* _WHAT TO DO_
Identify the lines holding "Салициловая" and copy them.

* _DATA ROWS_
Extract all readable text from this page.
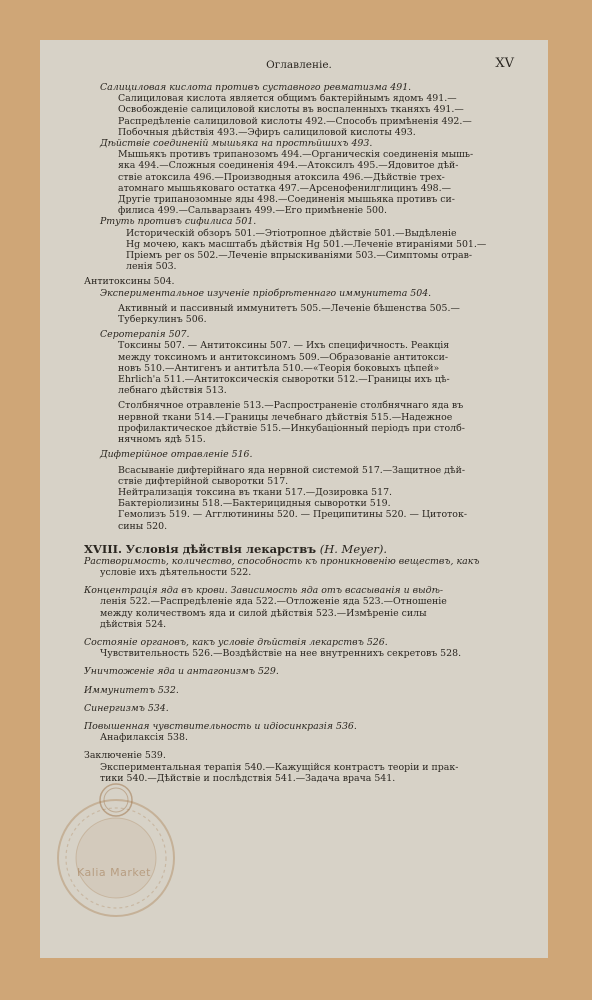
Оглавленіе.	XV
Салициловая кислота противъ суставного ревматизма 491.
Салициловая кислота является общимъ бактерійнымъ ядомъ 491.—
Освобожденіе салициловой кислоты въ воспаленныхъ тканяхъ 491.—
Распредѣленіе салициловой кислоты 492.—Способъ примѣненія 492.—
Побочныя дѣйствія 493.—Эфиръ салициловой кислоты 493.
Дѣйствіе соединеній мышьяка на простѣйшихъ 493.
Мышьякъ противъ трипанозомъ 494.—Органическія соединенія мышь-
яка 494.—Сложныя соединенія 494.—Атоксилъ 495.—Ядовитое дѣй-
ствіе атоксила 496.—Производныя атоксила 496.—Дѣйствіе трех-
атомнаго мышьяковаго остатка 497.—Арсенофенилглицинъ 498.—
Другіе трипанозомные яды 498.—Соединенія мышьяка противъ си-
филиса 499.—Сальварзанъ 499.—Его примѣненіе 500.
Ртуть противъ сифилиса 501.
Историческій обзоръ 501.—Этіотропное дѣйствіе 501.—Выдѣленіе
Hg мочею, какъ масштабъ дѣйствія Hg 501.—Леченіе втираніями 501.—
Пріемъ per os 502.—Леченіе впрыскиваніями 503.—Симптомы отрав-
ленія 503.
Антитоксины 504.
Экспериментальное изученіе пріобрѣтеннаго иммунитета 504.
Активный и пассивный иммунитетъ 505.—Леченіе бѣшенства 505.—
Туберкулинъ 506.
Серотерапія 507.
Токсины 507. — Антитоксины 507. — Ихъ специфичность. Реакція
между токсиномъ и антитоксиномъ 509.—Образованіе антитокси-
новъ 510.—Антигенъ и антитѣла 510.—«Теорія боковыхъ цѣпей»
Ehrlich'а 511.—Антитоксическія сыворотки 512.—Границы ихъ цѣ-
лебнаго дѣйствія 513.
Столбнячное отравленіе 513.—Распространеніе столбнячнаго яда въ
нервной ткани 514.—Границы лечебнаго дѣйствія 515.—Надежное
профилактическое дѣйствіе 515.—Инкубаціонный періодъ при столб-
нячномъ ядѣ 515.
Дифтерійное отравленіе 516.
Всасываніе дифтерійнаго яда нервной системой 517.—Защитное дѣй-
ствіе дифтерійной сыворотки 517.
Нейтрализація токсина въ ткани 517.—Дозировка 517.
Бактеріолизины 518.—Бактерицидныя сыворотки 519.
Гемолизъ 519. — Агглютинины 520. — Преципитины 520. — Цитоток-
сины 520.
XVIII. Условія дѣйствія лекарствъ (H. Meyer).
Растворимость, количество, способность къ проникновенію веществъ, какъ
условіе ихъ дѣятельности 522.
Концентрація яда въ крови. Зависимость яда отъ всасыванія и выдѣ-
ленія 522.—Распредѣленіе яда 522.—Отложеніе яда 523.—Отношеніе
между количествомъ яда и силой дѣйствія 523.—Измѣреніе силы
дѣйствія 524.
Состояніе органовъ, какъ условіе дѣйствія лекарствъ 526.
Чувствительность 526.—Воздѣйствіе на нее внутреннихъ секретовъ 528.
Уничтоженіе яда и антагонизмъ 529.
Иммунитетъ 532.
Синергизмъ 534.
Повышенная чувствительность и идіосинкразія 536.
Анафилаксія 538.
Заключеніе 539.
Экспериментальная терапія 540.—Кажущійся контрастъ теоріи и прак-
тики 540.—Дѣйствіе и послѣдствія 541.—Задача врача 541.
Kalia Market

* _IN RESPONSE_
Салициловая кислота противъ суставного ревматизма 491.
Салициловая кислота является общимъ бактерійнымъ ядомъ 491.—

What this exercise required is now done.